(Region boundary data)

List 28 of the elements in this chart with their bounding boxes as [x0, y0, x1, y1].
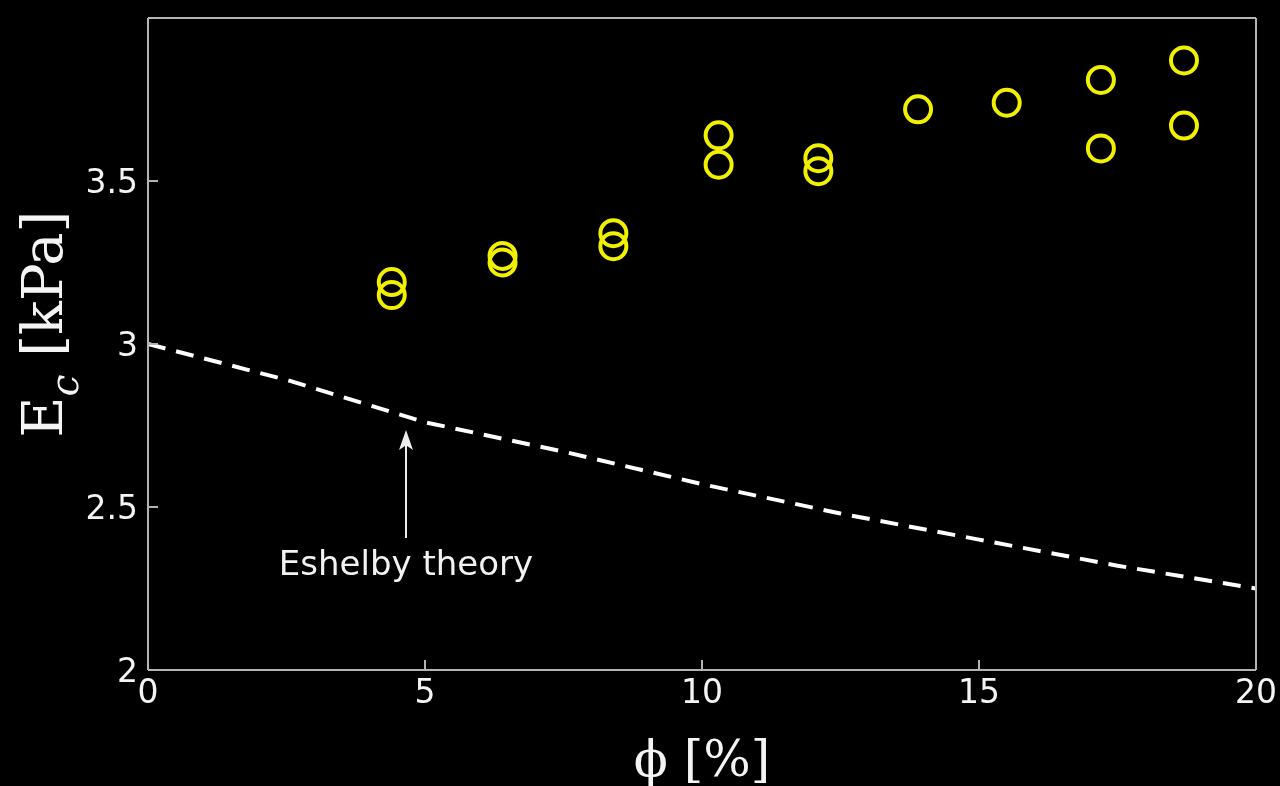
- point: [703, 120, 734, 151]
- x-tick-label: 15: [958, 672, 1000, 712]
- point: [598, 218, 629, 249]
- x-axis-title: ϕ [%]: [633, 730, 771, 786]
- point: [1085, 64, 1116, 95]
- x-tick-label: 20: [1235, 672, 1277, 712]
- y-tick-label: 3.5: [85, 161, 138, 201]
- x-tick-label: 5: [414, 672, 436, 712]
- point: [1085, 133, 1116, 164]
- x-tick-label: 10: [681, 672, 723, 712]
- point: [487, 240, 518, 271]
- point: [803, 156, 834, 187]
- y-tick-label: 2: [117, 650, 138, 690]
- x-tick-label: 0: [137, 672, 159, 712]
- point: [376, 280, 407, 311]
- point: [991, 87, 1022, 118]
- point: [803, 143, 834, 174]
- point: [487, 247, 518, 278]
- point: [1168, 110, 1199, 141]
- annotation: Eshelby theory: [277, 543, 535, 583]
- point: [903, 94, 934, 125]
- point: [598, 231, 629, 262]
- point: [376, 267, 407, 298]
- point: [1168, 45, 1199, 76]
- line-series: [148, 342, 1256, 591]
- y-tick-label: 3: [117, 324, 138, 364]
- point: [703, 149, 734, 180]
- y-tick-label: 2.5: [85, 487, 138, 527]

▸ **GIVEN TASK**:
Identify each line in the rows above that contains the word "label", and copy those lines.

▸ **RESULT OF THIS EXERCISE**:
- x-tick-label: 15: [958, 672, 1000, 712]
- x-tick-label: 20: [1235, 672, 1277, 712]
- y-tick-label: 3.5: [85, 161, 138, 201]
- x-tick-label: 5: [414, 672, 436, 712]
- x-tick-label: 10: [681, 672, 723, 712]
- y-tick-label: 2: [117, 650, 138, 690]
- x-tick-label: 0: [137, 672, 159, 712]
- y-tick-label: 3: [117, 324, 138, 364]
- y-tick-label: 2.5: [85, 487, 138, 527]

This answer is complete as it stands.